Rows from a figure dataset
________________
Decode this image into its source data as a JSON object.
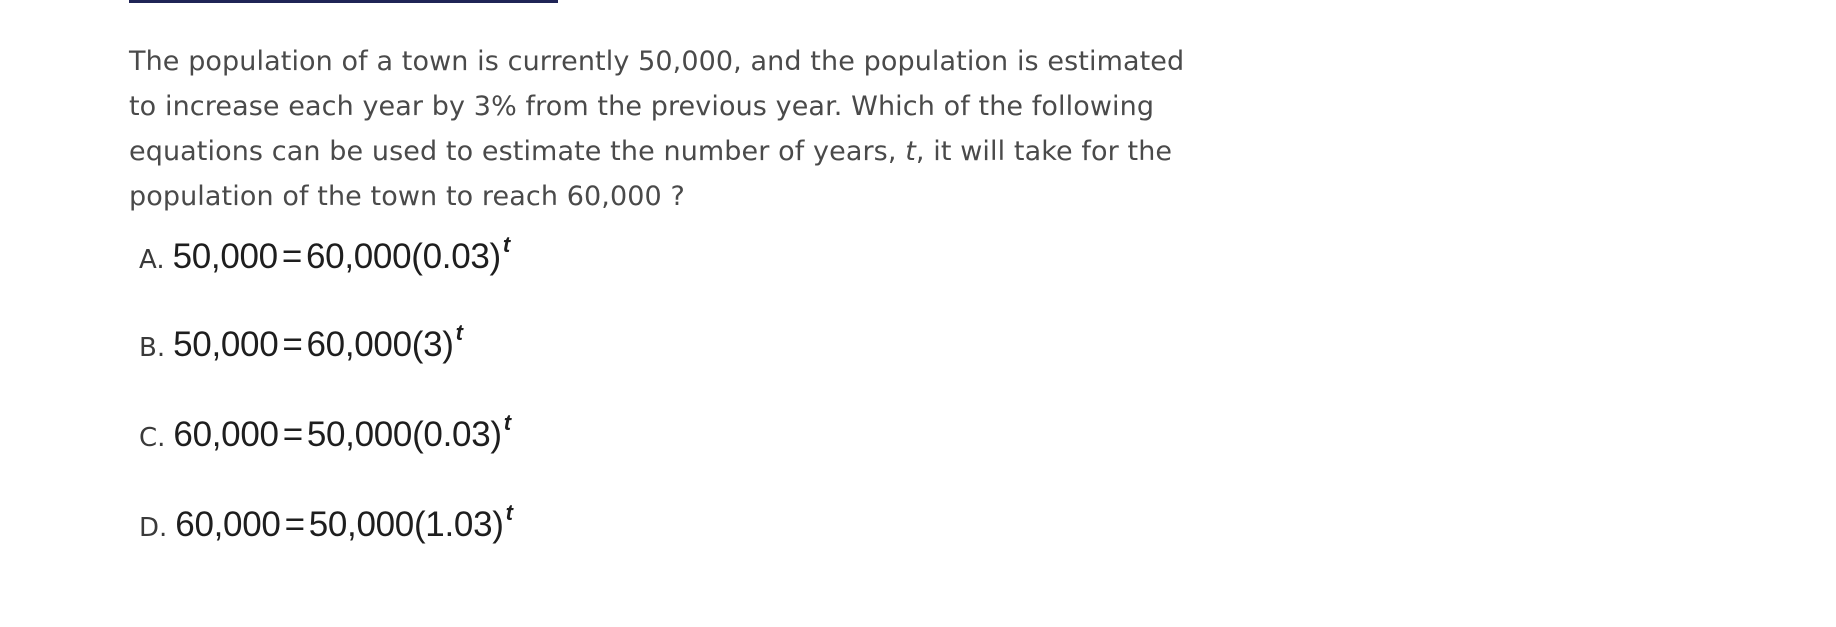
{
  "question": {
    "text_before_var": "The population of a town is currently 50,000, and the population is estimated to increase each year by 3% from the previous year. Which of the following equations can be used to estimate the number of years, ",
    "variable": "t",
    "text_after_var": ", it will take for the population of the town to reach 60,000 ?"
  },
  "choices": [
    {
      "letter": "A.",
      "lhs": "50,000",
      "equals": "=",
      "rhs": "60,000(0.03)",
      "exponent": "t"
    },
    {
      "letter": "B.",
      "lhs": "50,000",
      "equals": "=",
      "rhs": "60,000(3)",
      "exponent": "t"
    },
    {
      "letter": "C.",
      "lhs": "60,000",
      "equals": "=",
      "rhs": "50,000(0.03)",
      "exponent": "t"
    },
    {
      "letter": "D.",
      "lhs": "60,000",
      "equals": "=",
      "rhs": "50,000(1.03)",
      "exponent": "t"
    }
  ]
}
________________
• **WHAT THE TASK REQUIRES**
Omit the pictures, then quote the rest of the material above exactly.

• **THE COMPLETED TASK**
Decode this image into its source data as a JSON object.
{
  "question": {
    "text_before_var": "The population of a town is currently 50,000, and the population is estimated to increase each year by 3% from the previous year. Which of the following equations can be used to estimate the number of years, ",
    "variable": "t",
    "text_after_var": ", it will take for the population of the town to reach 60,000 ?"
  },
  "choices": [
    {
      "letter": "A.",
      "lhs": "50,000",
      "equals": "=",
      "rhs": "60,000(0.03)",
      "exponent": "t"
    },
    {
      "letter": "B.",
      "lhs": "50,000",
      "equals": "=",
      "rhs": "60,000(3)",
      "exponent": "t"
    },
    {
      "letter": "C.",
      "lhs": "60,000",
      "equals": "=",
      "rhs": "50,000(0.03)",
      "exponent": "t"
    },
    {
      "letter": "D.",
      "lhs": "60,000",
      "equals": "=",
      "rhs": "50,000(1.03)",
      "exponent": "t"
    }
  ]
}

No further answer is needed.